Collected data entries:
* Start *

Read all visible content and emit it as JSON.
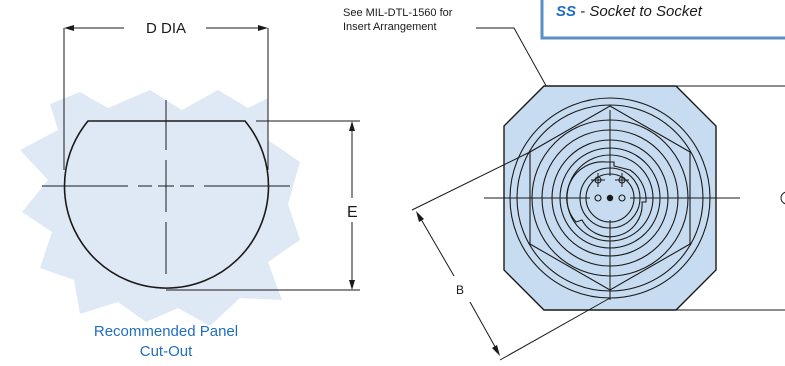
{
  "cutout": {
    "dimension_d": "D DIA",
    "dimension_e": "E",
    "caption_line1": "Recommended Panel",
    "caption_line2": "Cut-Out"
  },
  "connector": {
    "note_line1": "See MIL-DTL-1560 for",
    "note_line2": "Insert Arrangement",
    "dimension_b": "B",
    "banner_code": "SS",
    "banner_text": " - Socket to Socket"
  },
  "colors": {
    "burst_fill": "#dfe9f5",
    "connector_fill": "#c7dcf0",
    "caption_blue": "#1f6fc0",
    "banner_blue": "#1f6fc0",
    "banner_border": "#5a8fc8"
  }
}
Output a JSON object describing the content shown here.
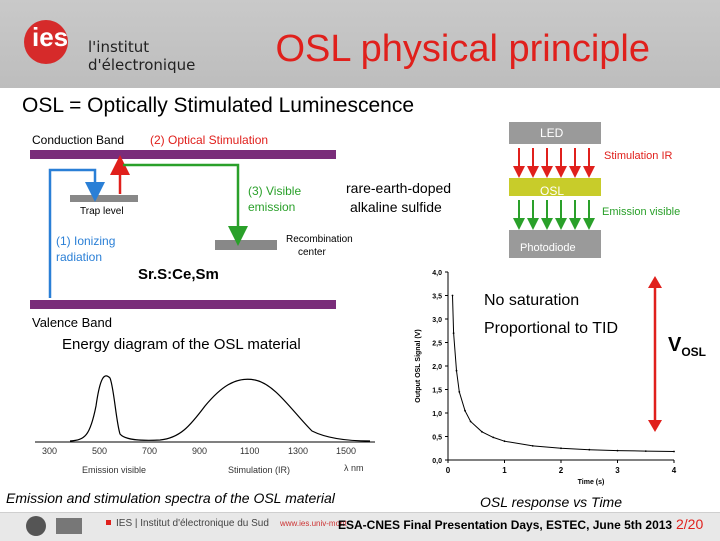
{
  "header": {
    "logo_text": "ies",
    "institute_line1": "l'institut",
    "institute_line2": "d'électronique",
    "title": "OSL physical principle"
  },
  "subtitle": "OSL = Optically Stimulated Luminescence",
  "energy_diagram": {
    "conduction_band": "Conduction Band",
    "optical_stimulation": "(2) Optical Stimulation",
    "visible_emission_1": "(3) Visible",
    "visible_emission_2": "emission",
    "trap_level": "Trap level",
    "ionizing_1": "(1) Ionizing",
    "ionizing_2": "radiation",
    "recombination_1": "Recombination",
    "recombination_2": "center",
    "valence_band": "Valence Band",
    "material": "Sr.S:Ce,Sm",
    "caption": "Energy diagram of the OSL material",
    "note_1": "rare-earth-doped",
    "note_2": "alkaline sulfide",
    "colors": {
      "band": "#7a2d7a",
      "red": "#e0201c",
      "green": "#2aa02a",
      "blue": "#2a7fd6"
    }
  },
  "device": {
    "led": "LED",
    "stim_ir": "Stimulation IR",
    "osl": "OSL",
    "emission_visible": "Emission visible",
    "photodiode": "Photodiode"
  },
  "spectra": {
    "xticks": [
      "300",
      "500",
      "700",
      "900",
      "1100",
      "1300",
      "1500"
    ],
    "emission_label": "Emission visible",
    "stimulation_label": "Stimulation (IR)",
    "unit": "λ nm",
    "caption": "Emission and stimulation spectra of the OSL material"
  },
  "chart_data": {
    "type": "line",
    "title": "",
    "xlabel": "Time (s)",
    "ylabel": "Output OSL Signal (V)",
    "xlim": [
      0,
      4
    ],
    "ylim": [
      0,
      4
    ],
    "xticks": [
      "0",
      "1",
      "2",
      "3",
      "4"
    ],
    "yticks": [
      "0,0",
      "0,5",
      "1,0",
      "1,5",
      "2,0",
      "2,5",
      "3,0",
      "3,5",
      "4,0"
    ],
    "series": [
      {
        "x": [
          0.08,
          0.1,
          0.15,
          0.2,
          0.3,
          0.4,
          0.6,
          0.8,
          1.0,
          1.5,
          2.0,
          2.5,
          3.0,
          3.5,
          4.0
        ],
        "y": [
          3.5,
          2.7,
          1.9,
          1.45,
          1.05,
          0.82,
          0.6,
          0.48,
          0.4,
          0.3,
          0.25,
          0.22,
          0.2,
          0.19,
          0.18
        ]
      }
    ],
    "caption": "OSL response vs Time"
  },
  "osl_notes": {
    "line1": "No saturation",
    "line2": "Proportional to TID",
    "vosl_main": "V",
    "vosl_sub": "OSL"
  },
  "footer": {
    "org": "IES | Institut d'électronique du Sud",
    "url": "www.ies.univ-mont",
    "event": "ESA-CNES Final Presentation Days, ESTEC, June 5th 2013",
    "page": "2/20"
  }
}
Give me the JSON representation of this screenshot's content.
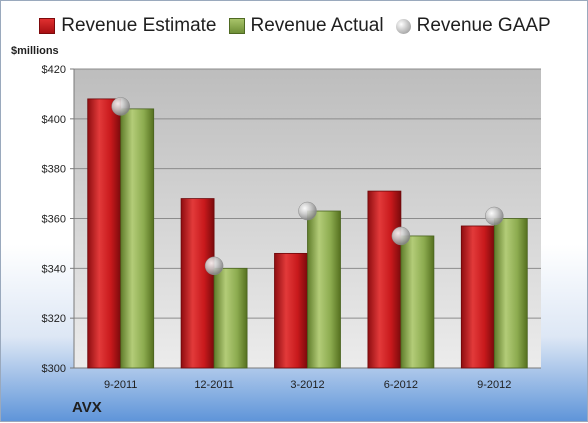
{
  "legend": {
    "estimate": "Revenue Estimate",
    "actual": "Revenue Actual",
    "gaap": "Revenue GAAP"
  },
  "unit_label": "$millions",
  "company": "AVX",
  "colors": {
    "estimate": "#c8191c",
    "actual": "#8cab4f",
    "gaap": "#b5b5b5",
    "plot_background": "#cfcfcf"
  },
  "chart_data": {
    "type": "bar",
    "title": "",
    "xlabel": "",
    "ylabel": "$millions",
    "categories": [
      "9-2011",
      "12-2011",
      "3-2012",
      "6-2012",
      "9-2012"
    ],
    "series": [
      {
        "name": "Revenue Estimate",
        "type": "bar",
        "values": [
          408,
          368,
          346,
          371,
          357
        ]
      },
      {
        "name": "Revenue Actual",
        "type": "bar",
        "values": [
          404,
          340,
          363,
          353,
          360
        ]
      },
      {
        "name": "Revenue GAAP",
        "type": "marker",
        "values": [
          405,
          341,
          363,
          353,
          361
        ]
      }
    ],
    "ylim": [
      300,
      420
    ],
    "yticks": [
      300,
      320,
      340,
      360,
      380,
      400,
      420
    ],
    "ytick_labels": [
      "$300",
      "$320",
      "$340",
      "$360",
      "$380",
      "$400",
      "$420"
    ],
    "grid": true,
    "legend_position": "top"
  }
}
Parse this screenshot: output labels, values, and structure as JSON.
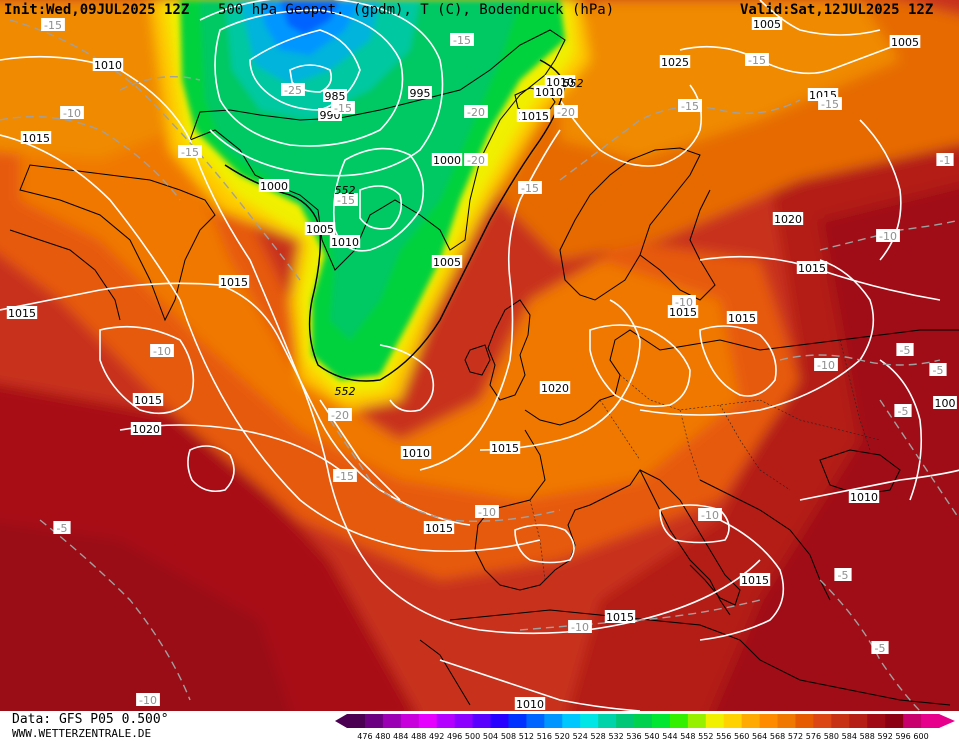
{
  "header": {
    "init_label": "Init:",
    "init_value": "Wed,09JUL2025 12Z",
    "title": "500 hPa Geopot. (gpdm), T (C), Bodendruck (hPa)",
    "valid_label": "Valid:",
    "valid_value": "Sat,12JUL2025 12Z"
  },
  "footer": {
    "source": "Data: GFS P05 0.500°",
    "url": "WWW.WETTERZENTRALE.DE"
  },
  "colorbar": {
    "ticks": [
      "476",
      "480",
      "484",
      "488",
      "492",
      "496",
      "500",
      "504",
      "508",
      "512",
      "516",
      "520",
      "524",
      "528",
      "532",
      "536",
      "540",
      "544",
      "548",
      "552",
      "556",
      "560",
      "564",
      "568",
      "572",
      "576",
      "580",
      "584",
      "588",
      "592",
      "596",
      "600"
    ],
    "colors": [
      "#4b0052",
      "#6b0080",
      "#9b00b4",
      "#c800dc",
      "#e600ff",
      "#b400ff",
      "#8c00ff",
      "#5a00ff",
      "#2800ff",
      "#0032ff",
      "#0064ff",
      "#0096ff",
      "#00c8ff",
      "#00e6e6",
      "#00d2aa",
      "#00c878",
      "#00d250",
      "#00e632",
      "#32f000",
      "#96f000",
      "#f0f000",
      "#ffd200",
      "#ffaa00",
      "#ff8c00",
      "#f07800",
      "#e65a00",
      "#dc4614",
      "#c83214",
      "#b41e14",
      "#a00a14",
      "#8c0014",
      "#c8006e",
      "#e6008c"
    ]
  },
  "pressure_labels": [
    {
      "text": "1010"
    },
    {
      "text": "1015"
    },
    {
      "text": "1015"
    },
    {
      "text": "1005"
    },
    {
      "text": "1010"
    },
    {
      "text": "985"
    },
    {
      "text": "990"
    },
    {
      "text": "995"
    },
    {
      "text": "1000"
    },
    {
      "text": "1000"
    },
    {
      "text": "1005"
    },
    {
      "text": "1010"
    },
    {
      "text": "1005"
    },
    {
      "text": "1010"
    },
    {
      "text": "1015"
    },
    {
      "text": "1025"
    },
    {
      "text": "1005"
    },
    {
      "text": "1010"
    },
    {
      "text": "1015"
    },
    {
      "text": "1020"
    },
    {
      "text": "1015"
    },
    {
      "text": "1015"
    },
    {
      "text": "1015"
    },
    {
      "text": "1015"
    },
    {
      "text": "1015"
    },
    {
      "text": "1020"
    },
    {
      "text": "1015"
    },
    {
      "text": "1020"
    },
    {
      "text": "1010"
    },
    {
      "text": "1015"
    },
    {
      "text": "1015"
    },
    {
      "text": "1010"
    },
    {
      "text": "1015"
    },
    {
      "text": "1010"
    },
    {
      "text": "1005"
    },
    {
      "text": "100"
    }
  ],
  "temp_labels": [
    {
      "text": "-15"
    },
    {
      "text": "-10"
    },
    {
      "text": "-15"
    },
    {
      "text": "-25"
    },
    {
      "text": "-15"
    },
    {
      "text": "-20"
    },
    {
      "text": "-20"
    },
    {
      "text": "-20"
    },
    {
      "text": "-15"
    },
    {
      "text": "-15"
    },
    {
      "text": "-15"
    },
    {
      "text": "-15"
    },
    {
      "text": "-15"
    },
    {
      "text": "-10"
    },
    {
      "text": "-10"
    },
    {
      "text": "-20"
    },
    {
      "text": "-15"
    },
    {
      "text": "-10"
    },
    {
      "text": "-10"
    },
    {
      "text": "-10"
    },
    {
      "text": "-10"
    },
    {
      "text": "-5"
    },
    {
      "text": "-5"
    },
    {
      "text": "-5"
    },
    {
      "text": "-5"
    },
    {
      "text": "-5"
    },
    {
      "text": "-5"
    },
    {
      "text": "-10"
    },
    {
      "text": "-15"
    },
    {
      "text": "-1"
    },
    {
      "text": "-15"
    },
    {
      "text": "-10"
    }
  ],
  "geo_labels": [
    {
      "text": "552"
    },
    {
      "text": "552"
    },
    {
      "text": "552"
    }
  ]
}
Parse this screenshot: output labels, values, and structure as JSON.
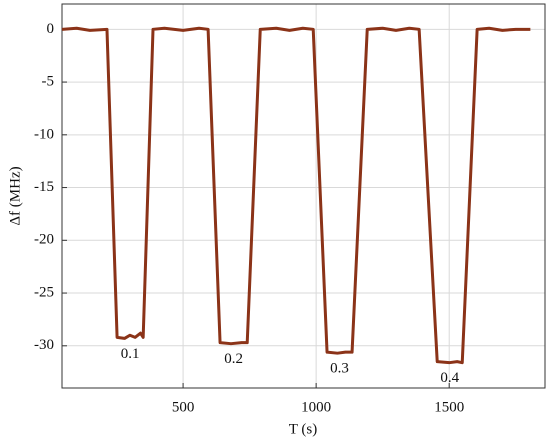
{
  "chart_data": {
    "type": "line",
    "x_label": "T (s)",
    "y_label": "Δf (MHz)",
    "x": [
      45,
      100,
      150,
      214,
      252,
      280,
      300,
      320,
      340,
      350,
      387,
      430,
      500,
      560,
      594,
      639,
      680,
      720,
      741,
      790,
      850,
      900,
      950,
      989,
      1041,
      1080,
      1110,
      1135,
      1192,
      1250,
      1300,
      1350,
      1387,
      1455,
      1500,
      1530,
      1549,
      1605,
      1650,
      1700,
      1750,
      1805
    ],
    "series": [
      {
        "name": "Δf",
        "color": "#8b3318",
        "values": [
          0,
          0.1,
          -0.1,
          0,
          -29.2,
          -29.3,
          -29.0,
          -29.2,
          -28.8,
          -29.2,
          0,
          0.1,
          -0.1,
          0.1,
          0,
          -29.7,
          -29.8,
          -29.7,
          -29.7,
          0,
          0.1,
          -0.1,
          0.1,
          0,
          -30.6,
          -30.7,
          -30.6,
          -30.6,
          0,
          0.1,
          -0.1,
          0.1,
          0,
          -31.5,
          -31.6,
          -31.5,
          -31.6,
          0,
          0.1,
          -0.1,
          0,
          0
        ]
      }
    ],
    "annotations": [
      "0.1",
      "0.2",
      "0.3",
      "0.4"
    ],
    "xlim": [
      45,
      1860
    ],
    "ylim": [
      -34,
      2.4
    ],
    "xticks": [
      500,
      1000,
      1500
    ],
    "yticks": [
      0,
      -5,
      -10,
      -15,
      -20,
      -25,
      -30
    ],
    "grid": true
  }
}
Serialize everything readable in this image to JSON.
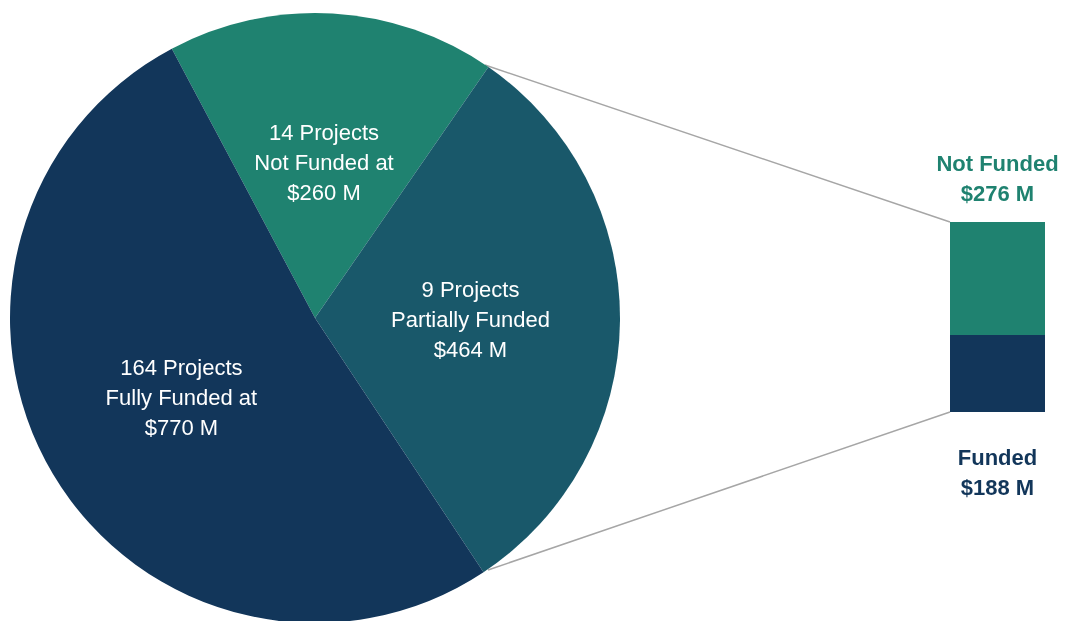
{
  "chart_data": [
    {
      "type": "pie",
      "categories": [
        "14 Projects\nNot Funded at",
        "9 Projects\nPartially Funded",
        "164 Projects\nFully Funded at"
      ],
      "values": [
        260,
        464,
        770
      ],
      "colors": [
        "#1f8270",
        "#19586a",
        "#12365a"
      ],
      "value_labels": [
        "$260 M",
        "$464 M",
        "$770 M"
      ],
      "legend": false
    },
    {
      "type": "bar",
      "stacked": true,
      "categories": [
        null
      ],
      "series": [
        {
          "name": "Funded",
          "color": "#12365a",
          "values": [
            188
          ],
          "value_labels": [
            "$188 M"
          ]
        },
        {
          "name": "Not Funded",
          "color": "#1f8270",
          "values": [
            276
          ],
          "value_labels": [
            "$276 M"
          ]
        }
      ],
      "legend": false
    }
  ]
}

* End *

• _STATED PROBLEM_:
From the data above, copy each line where the string "content" appears.

• _OUTPUT FOR THIS TASK_:
Read all visible content and emit it as JSON.
Output a JSON object describing the content shown here.
Give me the JSON representation of this screenshot's content.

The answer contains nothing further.